##### Given entries #####

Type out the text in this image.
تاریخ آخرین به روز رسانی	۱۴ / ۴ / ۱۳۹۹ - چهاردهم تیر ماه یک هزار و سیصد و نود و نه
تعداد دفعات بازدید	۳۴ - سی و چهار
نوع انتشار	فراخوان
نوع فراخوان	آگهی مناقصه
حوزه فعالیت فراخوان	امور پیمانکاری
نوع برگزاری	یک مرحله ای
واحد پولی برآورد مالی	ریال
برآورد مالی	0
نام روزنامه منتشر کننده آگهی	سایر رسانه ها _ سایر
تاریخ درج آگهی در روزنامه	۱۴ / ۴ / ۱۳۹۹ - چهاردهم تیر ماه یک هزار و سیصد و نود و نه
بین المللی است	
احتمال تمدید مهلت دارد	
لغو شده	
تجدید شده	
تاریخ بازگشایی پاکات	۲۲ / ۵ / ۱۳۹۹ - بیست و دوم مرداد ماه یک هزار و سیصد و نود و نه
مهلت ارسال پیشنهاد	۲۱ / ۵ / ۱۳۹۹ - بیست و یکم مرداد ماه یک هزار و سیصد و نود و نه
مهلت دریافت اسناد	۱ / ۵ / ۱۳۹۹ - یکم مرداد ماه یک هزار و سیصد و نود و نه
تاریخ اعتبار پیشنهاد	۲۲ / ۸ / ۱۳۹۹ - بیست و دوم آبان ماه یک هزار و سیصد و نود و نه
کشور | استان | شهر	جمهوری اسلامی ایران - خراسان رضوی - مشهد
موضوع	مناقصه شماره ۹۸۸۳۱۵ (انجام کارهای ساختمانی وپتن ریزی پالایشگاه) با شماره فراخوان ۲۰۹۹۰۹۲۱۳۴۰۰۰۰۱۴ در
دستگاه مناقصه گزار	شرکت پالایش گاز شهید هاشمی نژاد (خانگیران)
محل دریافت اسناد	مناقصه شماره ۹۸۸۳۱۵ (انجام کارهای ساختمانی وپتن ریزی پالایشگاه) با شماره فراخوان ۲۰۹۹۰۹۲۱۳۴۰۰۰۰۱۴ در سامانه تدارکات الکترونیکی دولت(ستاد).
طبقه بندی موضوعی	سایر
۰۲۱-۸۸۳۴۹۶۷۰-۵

#####

_What the task requires:_ The full set of records should be duplicated exactly.

_Correct output:_
Type out the text in this image.
تاریخ آخرین به روز رسانی	۱۴ / ۴ / ۱۳۹۹ - چهاردهم تیر ماه یک هزار و سیصد و نود و نه
تعداد دفعات بازدید	۳۴ - سی و چهار
نوع انتشار	فراخوان
نوع فراخوان	آگهی مناقصه
حوزه فعالیت فراخوان	امور پیمانکاری
نوع برگزاری	یک مرحله ای
واحد پولی برآورد مالی	ریال
برآورد مالی	0
نام روزنامه منتشر کننده آگهی	سایر رسانه ها _ سایر
تاریخ درج آگهی در روزنامه	۱۴ / ۴ / ۱۳۹۹ - چهاردهم تیر ماه یک هزار و سیصد و نود و نه
بین المللی است	
احتمال تمدید مهلت دارد	
لغو شده	
تجدید شده	
تاریخ بازگشایی پاکات	۲۲ / ۵ / ۱۳۹۹ - بیست و دوم مرداد ماه یک هزار و سیصد و نود و نه
مهلت ارسال پیشنهاد	۲۱ / ۵ / ۱۳۹۹ - بیست و یکم مرداد ماه یک هزار و سیصد و نود و نه
مهلت دریافت اسناد	۱ / ۵ / ۱۳۹۹ - یکم مرداد ماه یک هزار و سیصد و نود و نه
تاریخ اعتبار پیشنهاد	۲۲ / ۸ / ۱۳۹۹ - بیست و دوم آبان ماه یک هزار و سیصد و نود و نه
کشور | استان | شهر	جمهوری اسلامی ایران - خراسان رضوی - مشهد
موضوع	مناقصه شماره ۹۸۸۳۱۵ (انجام کارهای ساختمانی وپتن ریزی پالایشگاه) با شماره فراخوان ۲۰۹۹۰۹۲۱۳۴۰۰۰۰۱۴ در
دستگاه مناقصه گزار	شرکت پالایش گاز شهید هاشمی نژاد (خانگیران)
محل دریافت اسناد	مناقصه شماره ۹۸۸۳۱۵ (انجام کارهای ساختمانی وپتن ریزی پالایشگاه) با شماره فراخوان ۲۰۹۹۰۹۲۱۳۴۰۰۰۰۱۴ در سامانه تدارکات الکترونیکی دولت(ستاد).
طبقه بندی موضوعی	سایر
۰۲۱-۸۸۳۴۹۶۷۰-۵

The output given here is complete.